▶ _The exercise_
Write the material out again exactly as it stands.

▶ _Task data_

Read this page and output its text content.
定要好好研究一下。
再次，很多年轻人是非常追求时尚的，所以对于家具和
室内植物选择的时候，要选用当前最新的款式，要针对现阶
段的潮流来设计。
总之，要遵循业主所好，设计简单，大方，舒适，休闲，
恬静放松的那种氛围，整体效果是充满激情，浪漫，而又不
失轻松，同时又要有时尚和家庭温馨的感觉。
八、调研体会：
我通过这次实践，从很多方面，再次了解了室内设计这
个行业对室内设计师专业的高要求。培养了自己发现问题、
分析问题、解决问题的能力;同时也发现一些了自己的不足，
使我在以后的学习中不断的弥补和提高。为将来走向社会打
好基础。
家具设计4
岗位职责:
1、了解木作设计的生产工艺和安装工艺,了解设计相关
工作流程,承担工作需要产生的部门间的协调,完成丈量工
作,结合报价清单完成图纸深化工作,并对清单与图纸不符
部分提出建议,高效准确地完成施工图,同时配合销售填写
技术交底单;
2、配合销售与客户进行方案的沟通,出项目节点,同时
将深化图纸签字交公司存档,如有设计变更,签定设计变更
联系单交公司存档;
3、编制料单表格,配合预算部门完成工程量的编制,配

▶ _Exercise answer_
Read this page and output its text content.
定要好好研究一下。
再次，很多年轻人是非常追求时尚的，所以对于家具和
室内植物选择的时候，要选用当前最新的款式，要针对现阶
段的潮流来设计。
总之，要遵循业主所好，设计简单，大方，舒适，休闲，
恬静放松的那种氛围，整体效果是充满激情，浪漫，而又不
失轻松，同时又要有时尚和家庭温馨的感觉。
八、调研体会：
我通过这次实践，从很多方面，再次了解了室内设计这
个行业对室内设计师专业的高要求。培养了自己发现问题、
分析问题、解决问题的能力;同时也发现一些了自己的不足，
使我在以后的学习中不断的弥补和提高。为将来走向社会打
好基础。
家具设计4
岗位职责:
1、了解木作设计的生产工艺和安装工艺,了解设计相关
工作流程,承担工作需要产生的部门间的协调,完成丈量工
作,结合报价清单完成图纸深化工作,并对清单与图纸不符
部分提出建议,高效准确地完成施工图,同时配合销售填写
技术交底单;
2、配合销售与客户进行方案的沟通,出项目节点,同时
将深化图纸签字交公司存档,如有设计变更,签定设计变更
联系单交公司存档;
3、编制料单表格,配合预算部门完成工程量的编制,配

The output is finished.